EXERCISE BRIEF:
Write out the data below in full. Keep it exact.

[Records from a collection]
-- begin --
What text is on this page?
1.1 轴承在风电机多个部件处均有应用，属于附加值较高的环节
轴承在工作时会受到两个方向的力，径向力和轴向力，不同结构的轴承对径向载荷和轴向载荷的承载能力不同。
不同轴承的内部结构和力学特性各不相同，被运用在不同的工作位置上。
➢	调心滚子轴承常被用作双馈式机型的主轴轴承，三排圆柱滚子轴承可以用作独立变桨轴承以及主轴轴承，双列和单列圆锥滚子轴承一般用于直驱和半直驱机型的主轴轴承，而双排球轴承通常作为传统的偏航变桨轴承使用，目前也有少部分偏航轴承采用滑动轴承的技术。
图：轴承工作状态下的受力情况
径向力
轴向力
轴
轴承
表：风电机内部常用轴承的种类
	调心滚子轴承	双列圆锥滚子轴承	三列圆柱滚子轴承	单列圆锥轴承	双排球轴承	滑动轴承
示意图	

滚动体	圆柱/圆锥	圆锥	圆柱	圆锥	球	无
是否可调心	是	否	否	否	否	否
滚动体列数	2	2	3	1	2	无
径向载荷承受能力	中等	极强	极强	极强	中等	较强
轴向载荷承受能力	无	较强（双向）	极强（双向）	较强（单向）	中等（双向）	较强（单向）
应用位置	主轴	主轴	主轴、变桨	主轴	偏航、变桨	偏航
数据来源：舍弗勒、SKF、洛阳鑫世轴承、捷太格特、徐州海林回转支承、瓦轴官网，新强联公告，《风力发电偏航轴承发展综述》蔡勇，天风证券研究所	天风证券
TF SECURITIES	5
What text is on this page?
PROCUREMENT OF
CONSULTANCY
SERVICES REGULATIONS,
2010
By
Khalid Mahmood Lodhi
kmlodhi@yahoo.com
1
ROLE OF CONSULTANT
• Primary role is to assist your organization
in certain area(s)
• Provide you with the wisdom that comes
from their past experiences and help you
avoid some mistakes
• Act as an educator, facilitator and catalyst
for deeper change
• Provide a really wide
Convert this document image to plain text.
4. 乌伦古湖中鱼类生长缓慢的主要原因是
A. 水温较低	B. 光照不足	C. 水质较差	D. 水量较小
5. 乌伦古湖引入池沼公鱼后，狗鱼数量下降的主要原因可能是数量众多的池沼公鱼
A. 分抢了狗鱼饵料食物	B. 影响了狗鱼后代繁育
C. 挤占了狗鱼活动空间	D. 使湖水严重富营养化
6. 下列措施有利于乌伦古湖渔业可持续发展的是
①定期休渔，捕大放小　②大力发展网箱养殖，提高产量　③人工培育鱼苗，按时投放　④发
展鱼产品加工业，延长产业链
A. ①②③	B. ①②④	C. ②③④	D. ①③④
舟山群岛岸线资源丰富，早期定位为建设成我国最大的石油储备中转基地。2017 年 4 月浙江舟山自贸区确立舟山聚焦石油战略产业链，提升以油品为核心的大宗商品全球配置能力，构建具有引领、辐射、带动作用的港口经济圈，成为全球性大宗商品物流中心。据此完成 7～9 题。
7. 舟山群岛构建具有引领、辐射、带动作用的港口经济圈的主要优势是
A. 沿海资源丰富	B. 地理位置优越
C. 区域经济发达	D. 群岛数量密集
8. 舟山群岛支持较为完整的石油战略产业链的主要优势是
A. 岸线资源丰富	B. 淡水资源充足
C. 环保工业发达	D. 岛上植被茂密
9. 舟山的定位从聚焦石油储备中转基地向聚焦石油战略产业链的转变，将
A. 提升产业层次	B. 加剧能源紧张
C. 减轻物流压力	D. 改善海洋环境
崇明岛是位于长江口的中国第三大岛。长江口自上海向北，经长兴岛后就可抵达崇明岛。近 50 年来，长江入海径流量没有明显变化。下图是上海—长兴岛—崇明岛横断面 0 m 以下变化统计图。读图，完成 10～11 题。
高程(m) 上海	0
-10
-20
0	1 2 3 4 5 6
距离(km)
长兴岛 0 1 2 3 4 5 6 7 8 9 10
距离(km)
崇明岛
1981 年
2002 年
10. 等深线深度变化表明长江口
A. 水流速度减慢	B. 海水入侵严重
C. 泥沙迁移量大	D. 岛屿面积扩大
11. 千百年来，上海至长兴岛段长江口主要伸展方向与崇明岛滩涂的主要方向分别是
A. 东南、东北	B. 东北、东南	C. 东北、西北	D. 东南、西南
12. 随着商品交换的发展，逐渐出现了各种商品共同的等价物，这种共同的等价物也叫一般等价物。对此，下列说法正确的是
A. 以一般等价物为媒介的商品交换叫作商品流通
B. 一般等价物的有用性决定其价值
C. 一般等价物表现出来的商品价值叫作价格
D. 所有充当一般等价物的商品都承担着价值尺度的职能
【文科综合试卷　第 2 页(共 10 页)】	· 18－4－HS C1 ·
-- end --
SOLUTION TO THIS PROBLEM:
What text is on this page?
1.1 轴承在风电机多个部件处均有应用，属于附加值较高的环节
轴承在工作时会受到两个方向的力，径向力和轴向力，不同结构的轴承对径向载荷和轴向载荷的承载能力不同。
不同轴承的内部结构和力学特性各不相同，被运用在不同的工作位置上。
➢	调心滚子轴承常被用作双馈式机型的主轴轴承，三排圆柱滚子轴承可以用作独立变桨轴承以及主轴轴承，双列和单列圆锥滚子轴承一般用于直驱和半直驱机型的主轴轴承，而双排球轴承通常作为传统的偏航变桨轴承使用，目前也有少部分偏航轴承采用滑动轴承的技术。
图：轴承工作状态下的受力情况
径向力
轴向力
轴
轴承
表：风电机内部常用轴承的种类
	调心滚子轴承	双列圆锥滚子轴承	三列圆柱滚子轴承	单列圆锥轴承	双排球轴承	滑动轴承
示意图	

滚动体	圆柱/圆锥	圆锥	圆柱	圆锥	球	无
是否可调心	是	否	否	否	否	否
滚动体列数	2	2	3	1	2	无
径向载荷承受能力	中等	极强	极强	极强	中等	较强
轴向载荷承受能力	无	较强（双向）	极强（双向）	较强（单向）	中等（双向）	较强（单向）
应用位置	主轴	主轴	主轴、变桨	主轴	偏航、变桨	偏航
数据来源：舍弗勒、SKF、洛阳鑫世轴承、捷太格特、徐州海林回转支承、瓦轴官网，新强联公告，《风力发电偏航轴承发展综述》蔡勇，天风证券研究所	天风证券
TF SECURITIES	5
What text is on this page?
PROCUREMENT OF
CONSULTANCY
SERVICES REGULATIONS,
2010
By
Khalid Mahmood Lodhi
kmlodhi@yahoo.com
1
ROLE OF CONSULTANT
• Primary role is to assist your organization
in certain area(s)
• Provide you with the wisdom that comes
from their past experiences and help you
avoid some mistakes
• Act as an educator, facilitator and catalyst
for deeper change
• Provide a really wide
Convert this document image to plain text.
4. 乌伦古湖中鱼类生长缓慢的主要原因是
A. 水温较低	B. 光照不足	C. 水质较差	D. 水量较小
5. 乌伦古湖引入池沼公鱼后，狗鱼数量下降的主要原因可能是数量众多的池沼公鱼
A. 分抢了狗鱼饵料食物	B. 影响了狗鱼后代繁育
C. 挤占了狗鱼活动空间	D. 使湖水严重富营养化
6. 下列措施有利于乌伦古湖渔业可持续发展的是
①定期休渔，捕大放小　②大力发展网箱养殖，提高产量　③人工培育鱼苗，按时投放　④发
展鱼产品加工业，延长产业链
A. ①②③	B. ①②④	C. ②③④	D. ①③④
舟山群岛岸线资源丰富，早期定位为建设成我国最大的石油储备中转基地。2017 年 4 月浙江舟山自贸区确立舟山聚焦石油战略产业链，提升以油品为核心的大宗商品全球配置能力，构建具有引领、辐射、带动作用的港口经济圈，成为全球性大宗商品物流中心。据此完成 7～9 题。
7. 舟山群岛构建具有引领、辐射、带动作用的港口经济圈的主要优势是
A. 沿海资源丰富	B. 地理位置优越
C. 区域经济发达	D. 群岛数量密集
8. 舟山群岛支持较为完整的石油战略产业链的主要优势是
A. 岸线资源丰富	B. 淡水资源充足
C. 环保工业发达	D. 岛上植被茂密
9. 舟山的定位从聚焦石油储备中转基地向聚焦石油战略产业链的转变，将
A. 提升产业层次	B. 加剧能源紧张
C. 减轻物流压力	D. 改善海洋环境
崇明岛是位于长江口的中国第三大岛。长江口自上海向北，经长兴岛后就可抵达崇明岛。近 50 年来，长江入海径流量没有明显变化。下图是上海—长兴岛—崇明岛横断面 0 m 以下变化统计图。读图，完成 10～11 题。
高程(m) 上海	0
-10
-20
0	1 2 3 4 5 6
距离(km)
长兴岛 0 1 2 3 4 5 6 7 8 9 10
距离(km)
崇明岛
1981 年
2002 年
10. 等深线深度变化表明长江口
A. 水流速度减慢	B. 海水入侵严重
C. 泥沙迁移量大	D. 岛屿面积扩大
11. 千百年来，上海至长兴岛段长江口主要伸展方向与崇明岛滩涂的主要方向分别是
A. 东南、东北	B. 东北、东南	C. 东北、西北	D. 东南、西南
12. 随着商品交换的发展，逐渐出现了各种商品共同的等价物，这种共同的等价物也叫一般等价物。对此，下列说法正确的是
A. 以一般等价物为媒介的商品交换叫作商品流通
B. 一般等价物的有用性决定其价值
C. 一般等价物表现出来的商品价值叫作价格
D. 所有充当一般等价物的商品都承担着价值尺度的职能
【文科综合试卷　第 2 页(共 10 页)】	· 18－4－HS C1 ·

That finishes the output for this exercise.